** begin MATERIALS PROVIDED **
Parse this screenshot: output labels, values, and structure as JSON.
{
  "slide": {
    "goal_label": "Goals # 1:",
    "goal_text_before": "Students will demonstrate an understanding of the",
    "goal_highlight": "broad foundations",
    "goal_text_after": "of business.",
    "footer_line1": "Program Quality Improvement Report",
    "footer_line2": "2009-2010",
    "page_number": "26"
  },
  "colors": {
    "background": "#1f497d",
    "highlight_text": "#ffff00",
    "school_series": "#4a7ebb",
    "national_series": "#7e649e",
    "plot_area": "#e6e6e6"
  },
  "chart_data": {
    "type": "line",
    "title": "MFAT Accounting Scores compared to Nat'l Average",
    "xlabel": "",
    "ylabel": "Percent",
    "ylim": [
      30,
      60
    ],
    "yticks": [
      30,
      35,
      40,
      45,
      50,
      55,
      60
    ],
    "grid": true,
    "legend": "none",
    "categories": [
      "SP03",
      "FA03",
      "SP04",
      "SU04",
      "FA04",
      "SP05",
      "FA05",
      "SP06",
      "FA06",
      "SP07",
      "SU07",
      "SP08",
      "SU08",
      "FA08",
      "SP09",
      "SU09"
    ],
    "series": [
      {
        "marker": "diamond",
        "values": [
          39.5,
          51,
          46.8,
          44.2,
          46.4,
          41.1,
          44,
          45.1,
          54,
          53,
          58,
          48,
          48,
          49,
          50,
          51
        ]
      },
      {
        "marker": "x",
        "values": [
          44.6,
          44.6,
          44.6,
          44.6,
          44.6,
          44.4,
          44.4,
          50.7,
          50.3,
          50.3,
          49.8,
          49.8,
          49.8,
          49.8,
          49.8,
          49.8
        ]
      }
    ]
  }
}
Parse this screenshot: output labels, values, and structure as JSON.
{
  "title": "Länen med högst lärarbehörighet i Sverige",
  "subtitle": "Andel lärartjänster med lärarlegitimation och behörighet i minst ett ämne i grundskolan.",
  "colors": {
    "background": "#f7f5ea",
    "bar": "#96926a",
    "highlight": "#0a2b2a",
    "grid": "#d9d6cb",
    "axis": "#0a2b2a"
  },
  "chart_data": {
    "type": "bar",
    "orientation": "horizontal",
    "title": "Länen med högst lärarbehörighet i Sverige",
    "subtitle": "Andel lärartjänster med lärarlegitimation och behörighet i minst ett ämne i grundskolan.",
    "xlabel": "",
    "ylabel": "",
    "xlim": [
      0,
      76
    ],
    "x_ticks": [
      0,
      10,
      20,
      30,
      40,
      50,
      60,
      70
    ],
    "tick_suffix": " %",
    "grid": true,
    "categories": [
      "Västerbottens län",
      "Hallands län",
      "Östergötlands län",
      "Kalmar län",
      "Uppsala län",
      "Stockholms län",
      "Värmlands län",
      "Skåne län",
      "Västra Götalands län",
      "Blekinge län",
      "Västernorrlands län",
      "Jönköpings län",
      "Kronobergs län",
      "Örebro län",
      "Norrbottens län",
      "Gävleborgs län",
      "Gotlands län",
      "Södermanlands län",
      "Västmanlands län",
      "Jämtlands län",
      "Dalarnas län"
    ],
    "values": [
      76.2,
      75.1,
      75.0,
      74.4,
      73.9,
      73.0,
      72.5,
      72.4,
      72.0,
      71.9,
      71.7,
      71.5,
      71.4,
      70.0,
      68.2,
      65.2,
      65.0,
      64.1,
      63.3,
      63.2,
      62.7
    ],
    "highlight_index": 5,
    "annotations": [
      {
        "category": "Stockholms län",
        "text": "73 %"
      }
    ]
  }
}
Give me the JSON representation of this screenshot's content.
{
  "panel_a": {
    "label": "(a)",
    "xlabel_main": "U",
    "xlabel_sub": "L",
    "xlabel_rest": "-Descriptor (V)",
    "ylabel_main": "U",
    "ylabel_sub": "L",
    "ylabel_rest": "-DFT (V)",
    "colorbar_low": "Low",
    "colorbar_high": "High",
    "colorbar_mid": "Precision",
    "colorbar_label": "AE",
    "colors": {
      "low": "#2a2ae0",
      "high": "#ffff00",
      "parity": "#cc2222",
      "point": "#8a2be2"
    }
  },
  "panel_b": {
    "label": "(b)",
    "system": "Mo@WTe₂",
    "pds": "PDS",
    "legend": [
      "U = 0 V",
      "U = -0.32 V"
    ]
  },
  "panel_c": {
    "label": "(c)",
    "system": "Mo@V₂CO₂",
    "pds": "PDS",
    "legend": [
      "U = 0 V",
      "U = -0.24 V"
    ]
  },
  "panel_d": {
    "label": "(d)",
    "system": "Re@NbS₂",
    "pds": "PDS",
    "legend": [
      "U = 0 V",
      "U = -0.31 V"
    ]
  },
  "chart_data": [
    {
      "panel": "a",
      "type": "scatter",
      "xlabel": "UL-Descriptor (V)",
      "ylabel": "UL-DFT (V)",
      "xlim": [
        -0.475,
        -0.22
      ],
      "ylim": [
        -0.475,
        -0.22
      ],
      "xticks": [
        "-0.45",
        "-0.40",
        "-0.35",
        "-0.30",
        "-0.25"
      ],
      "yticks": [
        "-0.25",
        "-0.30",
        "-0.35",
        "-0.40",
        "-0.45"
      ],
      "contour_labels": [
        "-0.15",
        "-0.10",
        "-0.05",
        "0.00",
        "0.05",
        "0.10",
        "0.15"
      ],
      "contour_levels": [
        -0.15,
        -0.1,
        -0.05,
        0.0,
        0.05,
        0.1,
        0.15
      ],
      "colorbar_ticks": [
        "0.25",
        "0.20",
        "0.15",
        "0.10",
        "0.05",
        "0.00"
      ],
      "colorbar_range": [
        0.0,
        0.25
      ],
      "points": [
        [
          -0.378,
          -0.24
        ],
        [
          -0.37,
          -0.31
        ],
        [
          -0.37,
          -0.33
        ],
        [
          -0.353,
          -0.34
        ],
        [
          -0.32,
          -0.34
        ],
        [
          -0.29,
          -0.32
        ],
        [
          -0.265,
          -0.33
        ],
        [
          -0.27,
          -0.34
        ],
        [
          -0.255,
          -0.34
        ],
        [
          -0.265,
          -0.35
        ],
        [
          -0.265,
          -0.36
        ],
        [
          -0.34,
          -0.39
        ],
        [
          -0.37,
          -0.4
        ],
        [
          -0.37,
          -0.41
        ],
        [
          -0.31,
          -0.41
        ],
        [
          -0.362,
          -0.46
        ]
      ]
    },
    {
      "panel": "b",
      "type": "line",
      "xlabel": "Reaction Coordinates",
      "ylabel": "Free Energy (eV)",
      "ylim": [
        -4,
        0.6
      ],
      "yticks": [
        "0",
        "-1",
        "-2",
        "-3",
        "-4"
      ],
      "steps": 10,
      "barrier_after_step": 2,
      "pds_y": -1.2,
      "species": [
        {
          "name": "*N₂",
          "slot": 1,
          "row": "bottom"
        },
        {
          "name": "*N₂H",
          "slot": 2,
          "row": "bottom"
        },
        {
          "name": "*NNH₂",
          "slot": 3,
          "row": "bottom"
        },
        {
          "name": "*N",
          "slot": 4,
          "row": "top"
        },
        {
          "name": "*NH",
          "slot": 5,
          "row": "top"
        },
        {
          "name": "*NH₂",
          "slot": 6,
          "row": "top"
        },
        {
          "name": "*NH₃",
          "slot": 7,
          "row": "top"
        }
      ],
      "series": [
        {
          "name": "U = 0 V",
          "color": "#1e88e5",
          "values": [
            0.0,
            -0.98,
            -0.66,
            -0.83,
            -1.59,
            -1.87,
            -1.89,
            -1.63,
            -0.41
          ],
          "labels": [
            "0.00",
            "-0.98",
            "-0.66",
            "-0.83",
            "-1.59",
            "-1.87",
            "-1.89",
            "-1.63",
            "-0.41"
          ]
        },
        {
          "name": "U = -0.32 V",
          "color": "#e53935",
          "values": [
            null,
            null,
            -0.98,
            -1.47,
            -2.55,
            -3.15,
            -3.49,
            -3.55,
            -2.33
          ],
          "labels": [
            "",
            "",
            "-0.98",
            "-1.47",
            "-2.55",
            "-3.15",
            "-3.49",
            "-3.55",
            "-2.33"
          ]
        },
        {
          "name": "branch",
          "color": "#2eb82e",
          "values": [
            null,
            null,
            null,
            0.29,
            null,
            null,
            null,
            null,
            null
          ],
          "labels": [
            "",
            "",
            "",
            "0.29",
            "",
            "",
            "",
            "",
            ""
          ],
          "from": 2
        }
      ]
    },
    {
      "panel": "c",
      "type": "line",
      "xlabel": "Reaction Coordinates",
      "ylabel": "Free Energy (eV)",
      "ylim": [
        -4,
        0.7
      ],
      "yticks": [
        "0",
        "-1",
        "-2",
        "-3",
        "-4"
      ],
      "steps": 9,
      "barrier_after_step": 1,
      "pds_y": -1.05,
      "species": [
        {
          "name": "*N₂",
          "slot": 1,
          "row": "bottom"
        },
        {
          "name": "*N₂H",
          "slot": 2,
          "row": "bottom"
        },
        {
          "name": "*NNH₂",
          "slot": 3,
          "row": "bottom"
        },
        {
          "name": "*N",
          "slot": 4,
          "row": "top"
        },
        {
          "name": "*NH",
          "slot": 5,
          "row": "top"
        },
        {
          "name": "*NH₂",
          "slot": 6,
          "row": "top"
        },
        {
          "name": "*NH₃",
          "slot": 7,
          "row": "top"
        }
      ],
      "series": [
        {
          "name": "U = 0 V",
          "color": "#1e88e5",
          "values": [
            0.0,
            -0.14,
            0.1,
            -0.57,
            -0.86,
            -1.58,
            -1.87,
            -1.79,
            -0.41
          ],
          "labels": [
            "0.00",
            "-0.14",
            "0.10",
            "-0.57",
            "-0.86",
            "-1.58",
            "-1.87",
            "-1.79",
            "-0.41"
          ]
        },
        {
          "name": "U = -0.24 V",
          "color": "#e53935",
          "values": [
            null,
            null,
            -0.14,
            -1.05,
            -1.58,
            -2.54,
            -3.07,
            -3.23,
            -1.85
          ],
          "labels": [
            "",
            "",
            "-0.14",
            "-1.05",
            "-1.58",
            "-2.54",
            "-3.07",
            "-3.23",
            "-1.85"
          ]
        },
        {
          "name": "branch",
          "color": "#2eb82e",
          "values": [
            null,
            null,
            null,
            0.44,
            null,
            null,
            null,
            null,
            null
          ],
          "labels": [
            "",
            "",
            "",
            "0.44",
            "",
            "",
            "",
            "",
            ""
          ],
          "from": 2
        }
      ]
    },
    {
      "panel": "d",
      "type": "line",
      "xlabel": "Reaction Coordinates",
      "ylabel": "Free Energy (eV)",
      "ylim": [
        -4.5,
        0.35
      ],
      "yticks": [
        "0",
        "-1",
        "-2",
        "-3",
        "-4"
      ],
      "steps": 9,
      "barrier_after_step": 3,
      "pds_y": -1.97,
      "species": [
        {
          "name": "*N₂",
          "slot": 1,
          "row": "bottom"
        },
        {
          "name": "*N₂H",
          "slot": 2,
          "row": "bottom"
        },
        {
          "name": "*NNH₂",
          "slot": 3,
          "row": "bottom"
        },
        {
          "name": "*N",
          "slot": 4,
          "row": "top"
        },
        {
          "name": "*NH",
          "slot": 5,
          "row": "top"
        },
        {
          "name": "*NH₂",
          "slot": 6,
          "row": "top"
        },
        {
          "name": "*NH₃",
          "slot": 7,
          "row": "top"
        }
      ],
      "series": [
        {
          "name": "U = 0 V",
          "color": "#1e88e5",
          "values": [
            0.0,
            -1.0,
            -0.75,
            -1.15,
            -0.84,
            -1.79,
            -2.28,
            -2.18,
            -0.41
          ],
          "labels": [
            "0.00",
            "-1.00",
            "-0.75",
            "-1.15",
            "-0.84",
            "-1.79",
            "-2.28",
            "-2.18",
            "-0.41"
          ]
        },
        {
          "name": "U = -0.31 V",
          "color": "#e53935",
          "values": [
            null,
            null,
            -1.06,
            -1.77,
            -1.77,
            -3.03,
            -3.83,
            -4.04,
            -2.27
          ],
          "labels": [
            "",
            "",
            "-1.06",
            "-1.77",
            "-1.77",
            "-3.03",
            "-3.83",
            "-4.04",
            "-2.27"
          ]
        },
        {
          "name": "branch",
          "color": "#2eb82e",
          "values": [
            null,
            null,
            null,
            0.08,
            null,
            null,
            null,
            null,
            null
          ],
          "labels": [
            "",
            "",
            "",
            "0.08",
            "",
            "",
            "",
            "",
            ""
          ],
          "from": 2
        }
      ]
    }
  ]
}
** end MATERIALS PROVIDED **
# PROBLEM TO SOLVE
Looking at the records above, report how many lines contain the word "background". Answer with the number only.

# FINAL ANSWER
2